* Problem statement *
Scan the listing that follows and report how many lines contain "بحماة". Write the number alone.

[Dataset excerpt]
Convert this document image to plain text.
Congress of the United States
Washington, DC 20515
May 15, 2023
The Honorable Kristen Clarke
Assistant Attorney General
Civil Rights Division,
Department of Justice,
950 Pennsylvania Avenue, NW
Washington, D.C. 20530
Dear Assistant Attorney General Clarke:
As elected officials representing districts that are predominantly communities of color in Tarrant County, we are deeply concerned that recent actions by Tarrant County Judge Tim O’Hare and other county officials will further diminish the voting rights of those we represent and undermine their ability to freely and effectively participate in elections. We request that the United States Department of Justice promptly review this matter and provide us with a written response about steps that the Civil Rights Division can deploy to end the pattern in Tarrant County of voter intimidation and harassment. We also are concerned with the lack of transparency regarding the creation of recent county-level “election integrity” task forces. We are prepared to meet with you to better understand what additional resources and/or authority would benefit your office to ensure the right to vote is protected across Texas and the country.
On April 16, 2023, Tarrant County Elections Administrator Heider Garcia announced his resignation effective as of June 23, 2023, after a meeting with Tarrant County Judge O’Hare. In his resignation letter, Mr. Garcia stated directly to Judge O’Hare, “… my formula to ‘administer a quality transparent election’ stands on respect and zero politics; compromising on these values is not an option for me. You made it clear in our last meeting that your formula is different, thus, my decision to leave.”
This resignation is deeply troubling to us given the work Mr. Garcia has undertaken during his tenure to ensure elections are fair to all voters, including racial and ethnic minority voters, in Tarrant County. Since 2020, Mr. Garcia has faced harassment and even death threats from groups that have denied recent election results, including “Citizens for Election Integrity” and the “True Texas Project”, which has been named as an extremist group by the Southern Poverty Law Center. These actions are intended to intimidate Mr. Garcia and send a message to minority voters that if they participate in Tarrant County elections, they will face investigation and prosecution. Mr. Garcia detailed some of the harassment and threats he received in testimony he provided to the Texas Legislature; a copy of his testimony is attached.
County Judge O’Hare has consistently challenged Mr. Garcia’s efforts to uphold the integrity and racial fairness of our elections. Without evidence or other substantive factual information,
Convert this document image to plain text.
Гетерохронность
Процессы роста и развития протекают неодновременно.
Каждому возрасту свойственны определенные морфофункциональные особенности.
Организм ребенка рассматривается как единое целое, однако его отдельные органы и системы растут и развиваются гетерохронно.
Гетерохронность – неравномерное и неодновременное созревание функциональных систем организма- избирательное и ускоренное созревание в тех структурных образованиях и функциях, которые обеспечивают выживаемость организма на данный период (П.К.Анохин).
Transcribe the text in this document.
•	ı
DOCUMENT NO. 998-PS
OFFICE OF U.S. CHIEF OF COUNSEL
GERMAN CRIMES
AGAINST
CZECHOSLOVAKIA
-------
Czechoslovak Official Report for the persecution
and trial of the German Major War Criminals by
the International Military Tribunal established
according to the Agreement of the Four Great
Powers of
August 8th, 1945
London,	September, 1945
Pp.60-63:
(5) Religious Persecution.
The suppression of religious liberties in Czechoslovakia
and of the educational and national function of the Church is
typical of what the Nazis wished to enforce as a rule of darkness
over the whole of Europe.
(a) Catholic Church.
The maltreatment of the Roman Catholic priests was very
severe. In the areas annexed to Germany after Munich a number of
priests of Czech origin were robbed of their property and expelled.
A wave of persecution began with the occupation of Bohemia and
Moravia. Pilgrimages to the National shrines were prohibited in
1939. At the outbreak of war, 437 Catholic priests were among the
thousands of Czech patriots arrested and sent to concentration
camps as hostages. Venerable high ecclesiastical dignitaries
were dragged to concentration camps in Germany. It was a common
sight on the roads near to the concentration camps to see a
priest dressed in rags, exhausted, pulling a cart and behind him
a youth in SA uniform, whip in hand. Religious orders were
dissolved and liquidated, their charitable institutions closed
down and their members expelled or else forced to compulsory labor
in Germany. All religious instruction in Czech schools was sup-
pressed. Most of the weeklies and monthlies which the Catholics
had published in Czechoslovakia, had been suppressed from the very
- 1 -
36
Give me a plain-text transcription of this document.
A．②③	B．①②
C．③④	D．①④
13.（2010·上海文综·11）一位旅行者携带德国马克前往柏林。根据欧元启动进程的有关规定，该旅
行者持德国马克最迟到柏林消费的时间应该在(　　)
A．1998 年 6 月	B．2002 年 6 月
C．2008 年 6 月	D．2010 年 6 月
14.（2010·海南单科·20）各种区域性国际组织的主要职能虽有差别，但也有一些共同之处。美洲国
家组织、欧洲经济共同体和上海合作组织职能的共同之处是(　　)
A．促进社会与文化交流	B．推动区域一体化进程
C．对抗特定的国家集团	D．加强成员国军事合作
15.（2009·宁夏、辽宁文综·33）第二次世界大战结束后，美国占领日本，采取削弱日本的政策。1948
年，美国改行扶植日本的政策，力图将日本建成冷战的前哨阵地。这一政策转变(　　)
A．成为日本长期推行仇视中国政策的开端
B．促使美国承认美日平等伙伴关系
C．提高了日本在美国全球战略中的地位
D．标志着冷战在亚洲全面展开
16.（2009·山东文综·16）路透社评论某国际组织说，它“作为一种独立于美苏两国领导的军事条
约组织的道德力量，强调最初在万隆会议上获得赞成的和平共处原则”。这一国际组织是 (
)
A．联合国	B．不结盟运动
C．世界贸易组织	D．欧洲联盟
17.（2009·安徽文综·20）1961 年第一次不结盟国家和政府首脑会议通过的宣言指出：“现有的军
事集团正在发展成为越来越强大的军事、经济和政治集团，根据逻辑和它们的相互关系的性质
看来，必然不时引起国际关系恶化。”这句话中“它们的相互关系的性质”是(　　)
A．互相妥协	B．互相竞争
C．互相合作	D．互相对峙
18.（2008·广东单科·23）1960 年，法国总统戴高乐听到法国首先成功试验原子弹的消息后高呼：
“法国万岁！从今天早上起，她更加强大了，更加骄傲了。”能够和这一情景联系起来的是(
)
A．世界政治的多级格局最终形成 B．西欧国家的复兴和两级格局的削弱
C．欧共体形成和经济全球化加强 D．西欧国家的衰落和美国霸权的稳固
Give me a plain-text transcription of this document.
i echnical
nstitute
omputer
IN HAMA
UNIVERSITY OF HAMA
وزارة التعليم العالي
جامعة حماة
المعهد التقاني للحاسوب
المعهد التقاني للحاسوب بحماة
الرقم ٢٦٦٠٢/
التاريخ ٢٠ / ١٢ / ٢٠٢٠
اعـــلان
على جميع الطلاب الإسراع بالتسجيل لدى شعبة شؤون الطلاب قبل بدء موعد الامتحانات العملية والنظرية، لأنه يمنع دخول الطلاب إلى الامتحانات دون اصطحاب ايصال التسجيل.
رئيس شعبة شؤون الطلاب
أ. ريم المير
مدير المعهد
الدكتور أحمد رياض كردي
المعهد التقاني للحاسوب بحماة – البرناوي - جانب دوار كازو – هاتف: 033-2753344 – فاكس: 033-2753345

* Complete response *
2